*What to do*
Give back each entry unchanged, minus pictures.

(Data items)

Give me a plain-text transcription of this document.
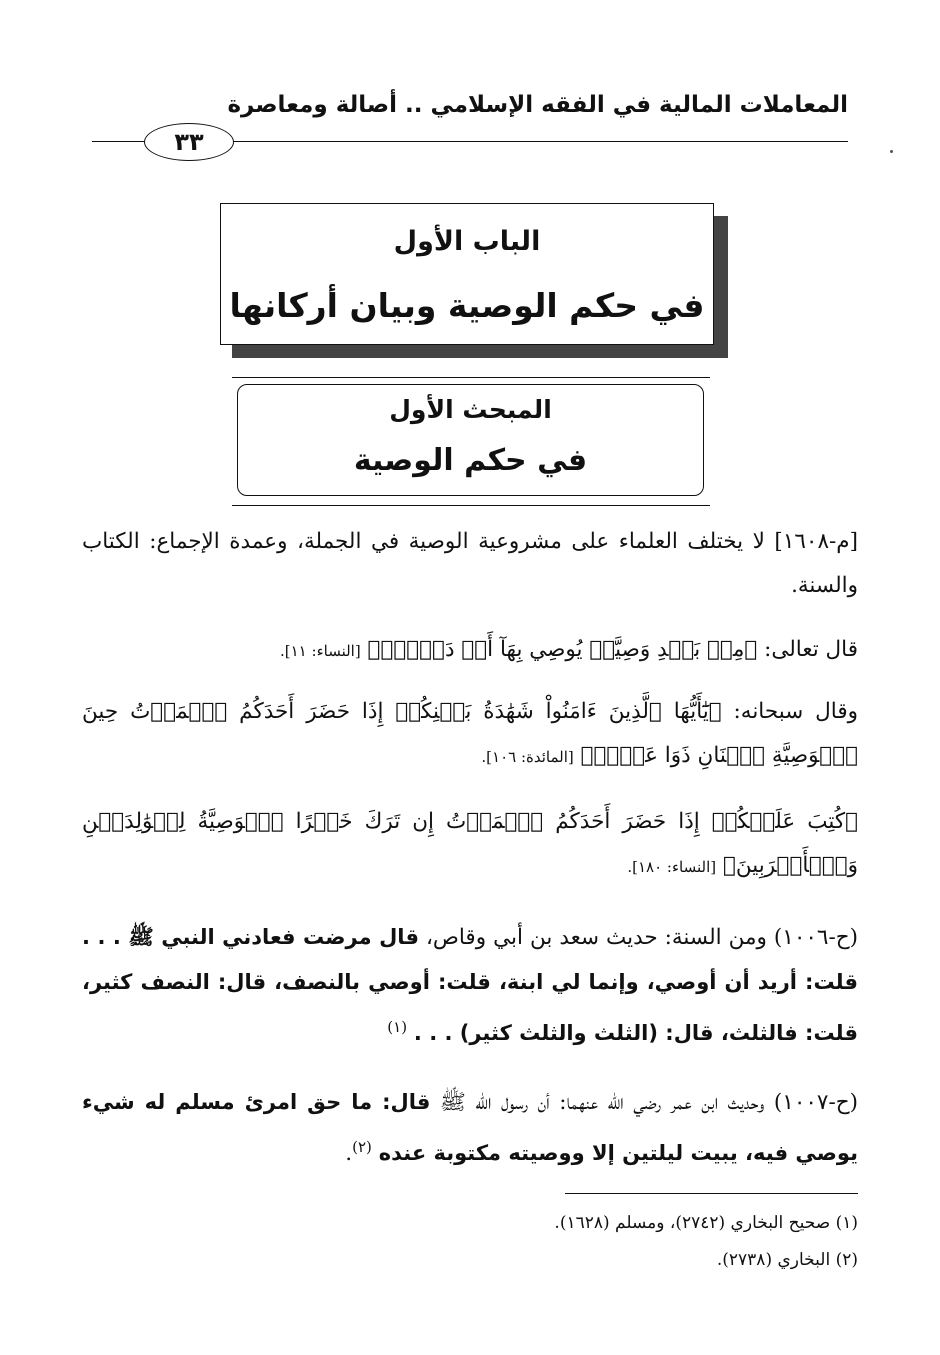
المعاملات المالية في الفقه الإسلامي .. أصالة ومعاصرة
٣٣
الباب الأول
في حكم الوصية وبيان أركانها
المبحث الأول
في حكم الوصية
[م-١٦٠٨] لا يختلف العلماء على مشروعية الوصية في الجملة، وعمدة الإجماع: الكتاب والسنة.
قال تعالى: ﴿مِنۢ بَعۡدِ وَصِيَّةٖ يُوصِي بِهَآ أَوۡ دَيۡنٍۗ﴾ [النساء: ١١].
وقال سبحانه: ﴿يَٰٓأَيُّهَا ٱلَّذِينَ ءَامَنُواْ شَهَٰدَةُ بَيۡنِكُمۡ إِذَا حَضَرَ أَحَدَكُمُ ٱلۡمَوۡتُ حِينَ ٱلۡوَصِيَّةِ ٱثۡنَانِ ذَوَا عَدۡلٖ﴾ [المائدة: ١٠٦].
﴿كُتِبَ عَلَيۡكُمۡ إِذَا حَضَرَ أَحَدَكُمُ ٱلۡمَوۡتُ إِن تَرَكَ خَيۡرًا ٱلۡوَصِيَّةُ لِلۡوَٰلِدَيۡنِ وَٱلۡأَقۡرَبِينَ﴾ [النساء: ١٨٠].
(ح-١٠٠٦) ومن السنة: حديث سعد بن أبي وقاص، قال مرضت فعادني النبي ﷺ . . . قلت: أريد أن أوصي، وإنما لي ابنة، قلت: أوصي بالنصف، قال: النصف كثير، قلت: فالثلث، قال: (الثلث والثلث كثير) . . . $^{(١)}$
(ح-١٠٠٧) وحديث ابن عمر رضي الله عنهما: أن رسول الله ﷺ قال: ما حق امرئ مسلم له شيء يوصي فيه، يبيت ليلتين إلا ووصيته مكتوبة عنده $^{(٢)}$.
(١) صحيح البخاري (٢٧٤٢)، ومسلم (١٦٢٨).
(٢) البخاري (٢٧٣٨).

*Result for this exercise*
Give me a plain-text transcription of this document.
المعاملات المالية في الفقه الإسلامي .. أصالة ومعاصرة
٣٣
الباب الأول
في حكم الوصية وبيان أركانها
المبحث الأول
في حكم الوصية
[م-١٦٠٨] لا يختلف العلماء على مشروعية الوصية في الجملة، وعمدة الإجماع: الكتاب والسنة.
قال تعالى: ﴿مِنۢ بَعۡدِ وَصِيَّةٖ يُوصِي بِهَآ أَوۡ دَيۡنٍۗ﴾ [النساء: ١١].
وقال سبحانه: ﴿يَٰٓأَيُّهَا ٱلَّذِينَ ءَامَنُواْ شَهَٰدَةُ بَيۡنِكُمۡ إِذَا حَضَرَ أَحَدَكُمُ ٱلۡمَوۡتُ حِينَ ٱلۡوَصِيَّةِ ٱثۡنَانِ ذَوَا عَدۡلٖ﴾ [المائدة: ١٠٦].
﴿كُتِبَ عَلَيۡكُمۡ إِذَا حَضَرَ أَحَدَكُمُ ٱلۡمَوۡتُ إِن تَرَكَ خَيۡرًا ٱلۡوَصِيَّةُ لِلۡوَٰلِدَيۡنِ وَٱلۡأَقۡرَبِينَ﴾ [النساء: ١٨٠].
(ح-١٠٠٦) ومن السنة: حديث سعد بن أبي وقاص، قال مرضت فعادني النبي ﷺ . . . قلت: أريد أن أوصي، وإنما لي ابنة، قلت: أوصي بالنصف، قال: النصف كثير، قلت: فالثلث، قال: (الثلث والثلث كثير) . . . $^{(١)}$
(ح-١٠٠٧) وحديث ابن عمر رضي الله عنهما: أن رسول الله ﷺ قال: ما حق امرئ مسلم له شيء يوصي فيه، يبيت ليلتين إلا ووصيته مكتوبة عنده $^{(٢)}$.
(١) صحيح البخاري (٢٧٤٢)، ومسلم (١٦٢٨).
(٢) البخاري (٢٧٣٨).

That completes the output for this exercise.